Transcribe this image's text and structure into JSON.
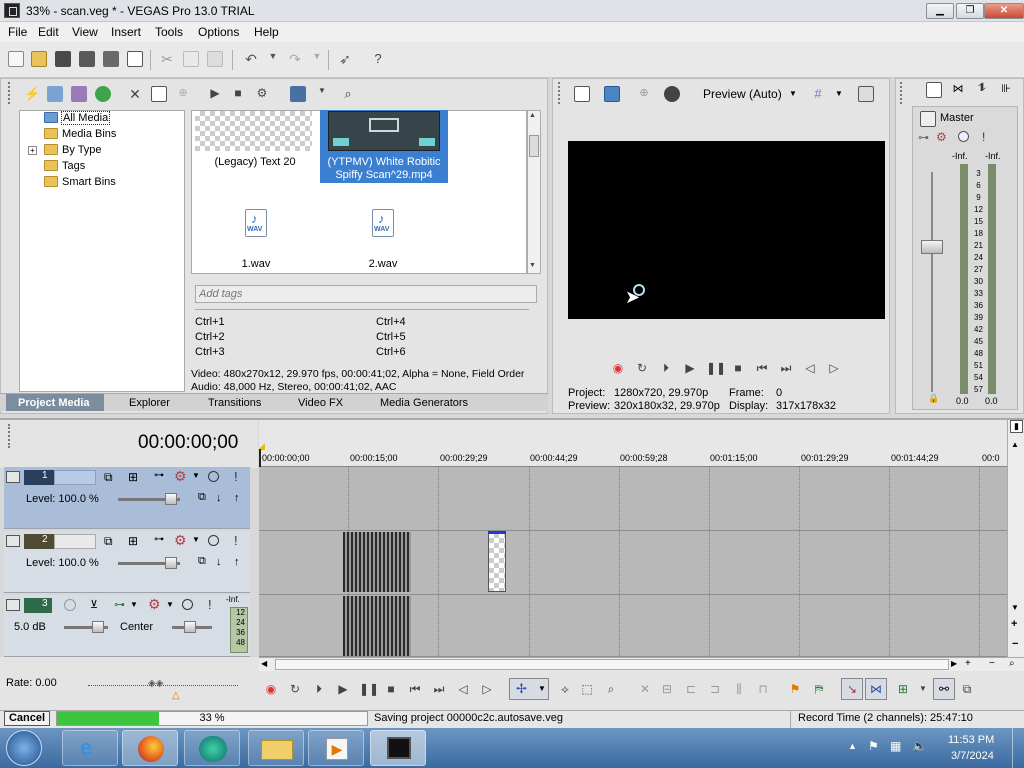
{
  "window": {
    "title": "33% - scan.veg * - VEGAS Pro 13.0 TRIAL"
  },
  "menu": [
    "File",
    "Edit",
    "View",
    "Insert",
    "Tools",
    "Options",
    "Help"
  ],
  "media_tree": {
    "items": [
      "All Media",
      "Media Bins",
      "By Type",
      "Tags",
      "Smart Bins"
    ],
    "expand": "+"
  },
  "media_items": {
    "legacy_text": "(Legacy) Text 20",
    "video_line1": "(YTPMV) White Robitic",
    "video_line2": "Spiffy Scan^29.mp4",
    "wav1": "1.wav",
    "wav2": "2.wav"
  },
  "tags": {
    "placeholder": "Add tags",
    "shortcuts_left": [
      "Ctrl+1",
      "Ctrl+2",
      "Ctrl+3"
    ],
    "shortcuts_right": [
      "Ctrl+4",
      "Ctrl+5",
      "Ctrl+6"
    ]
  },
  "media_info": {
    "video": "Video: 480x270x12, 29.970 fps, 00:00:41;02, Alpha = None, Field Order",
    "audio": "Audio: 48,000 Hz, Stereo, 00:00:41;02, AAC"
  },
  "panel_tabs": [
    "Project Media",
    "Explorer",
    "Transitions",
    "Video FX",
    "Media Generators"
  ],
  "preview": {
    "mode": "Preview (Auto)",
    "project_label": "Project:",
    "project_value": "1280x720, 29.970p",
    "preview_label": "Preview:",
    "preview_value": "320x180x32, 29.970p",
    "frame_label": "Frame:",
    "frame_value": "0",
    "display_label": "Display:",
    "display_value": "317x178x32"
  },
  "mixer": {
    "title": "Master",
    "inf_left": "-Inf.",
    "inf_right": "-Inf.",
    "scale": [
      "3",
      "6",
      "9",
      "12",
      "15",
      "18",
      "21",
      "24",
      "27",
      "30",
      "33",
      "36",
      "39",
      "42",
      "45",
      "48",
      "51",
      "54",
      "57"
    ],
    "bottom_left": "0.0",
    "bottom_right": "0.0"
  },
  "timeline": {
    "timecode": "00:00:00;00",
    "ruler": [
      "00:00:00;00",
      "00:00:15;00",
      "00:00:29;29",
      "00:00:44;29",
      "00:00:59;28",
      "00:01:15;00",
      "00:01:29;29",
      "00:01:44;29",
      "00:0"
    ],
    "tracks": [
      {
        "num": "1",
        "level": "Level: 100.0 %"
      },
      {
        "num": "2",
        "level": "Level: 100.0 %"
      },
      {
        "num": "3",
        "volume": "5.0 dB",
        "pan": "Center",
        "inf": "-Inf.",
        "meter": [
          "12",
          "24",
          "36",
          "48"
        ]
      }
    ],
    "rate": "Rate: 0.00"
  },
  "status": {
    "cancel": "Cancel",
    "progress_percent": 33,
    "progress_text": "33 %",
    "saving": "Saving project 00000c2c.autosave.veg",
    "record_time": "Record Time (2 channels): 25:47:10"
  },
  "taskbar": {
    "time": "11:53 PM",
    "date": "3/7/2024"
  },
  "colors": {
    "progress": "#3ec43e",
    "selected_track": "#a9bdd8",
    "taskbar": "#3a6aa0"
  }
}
· · ·
#### WORK INSTRUCTIONS
Reproduce the whole listing above word for word, but not its pictures.

#### RESULT OF THIS TASK
Transcribe this image's text and structure into JSON.
{
  "window": {
    "title": "33% - scan.veg * - VEGAS Pro 13.0 TRIAL"
  },
  "menu": [
    "File",
    "Edit",
    "View",
    "Insert",
    "Tools",
    "Options",
    "Help"
  ],
  "media_tree": {
    "items": [
      "All Media",
      "Media Bins",
      "By Type",
      "Tags",
      "Smart Bins"
    ],
    "expand": "+"
  },
  "media_items": {
    "legacy_text": "(Legacy) Text 20",
    "video_line1": "(YTPMV) White Robitic",
    "video_line2": "Spiffy Scan^29.mp4",
    "wav1": "1.wav",
    "wav2": "2.wav"
  },
  "tags": {
    "placeholder": "Add tags",
    "shortcuts_left": [
      "Ctrl+1",
      "Ctrl+2",
      "Ctrl+3"
    ],
    "shortcuts_right": [
      "Ctrl+4",
      "Ctrl+5",
      "Ctrl+6"
    ]
  },
  "media_info": {
    "video": "Video: 480x270x12, 29.970 fps, 00:00:41;02, Alpha = None, Field Order",
    "audio": "Audio: 48,000 Hz, Stereo, 00:00:41;02, AAC"
  },
  "panel_tabs": [
    "Project Media",
    "Explorer",
    "Transitions",
    "Video FX",
    "Media Generators"
  ],
  "preview": {
    "mode": "Preview (Auto)",
    "project_label": "Project:",
    "project_value": "1280x720, 29.970p",
    "preview_label": "Preview:",
    "preview_value": "320x180x32, 29.970p",
    "frame_label": "Frame:",
    "frame_value": "0",
    "display_label": "Display:",
    "display_value": "317x178x32"
  },
  "mixer": {
    "title": "Master",
    "inf_left": "-Inf.",
    "inf_right": "-Inf.",
    "scale": [
      "3",
      "6",
      "9",
      "12",
      "15",
      "18",
      "21",
      "24",
      "27",
      "30",
      "33",
      "36",
      "39",
      "42",
      "45",
      "48",
      "51",
      "54",
      "57"
    ],
    "bottom_left": "0.0",
    "bottom_right": "0.0"
  },
  "timeline": {
    "timecode": "00:00:00;00",
    "ruler": [
      "00:00:00;00",
      "00:00:15;00",
      "00:00:29;29",
      "00:00:44;29",
      "00:00:59;28",
      "00:01:15;00",
      "00:01:29;29",
      "00:01:44;29",
      "00:0"
    ],
    "tracks": [
      {
        "num": "1",
        "level": "Level: 100.0 %"
      },
      {
        "num": "2",
        "level": "Level: 100.0 %"
      },
      {
        "num": "3",
        "volume": "5.0 dB",
        "pan": "Center",
        "inf": "-Inf.",
        "meter": [
          "12",
          "24",
          "36",
          "48"
        ]
      }
    ],
    "rate": "Rate: 0.00"
  },
  "status": {
    "cancel": "Cancel",
    "progress_percent": 33,
    "progress_text": "33 %",
    "saving": "Saving project 00000c2c.autosave.veg",
    "record_time": "Record Time (2 channels): 25:47:10"
  },
  "taskbar": {
    "time": "11:53 PM",
    "date": "3/7/2024"
  },
  "colors": {
    "progress": "#3ec43e",
    "selected_track": "#a9bdd8",
    "taskbar": "#3a6aa0"
  }
}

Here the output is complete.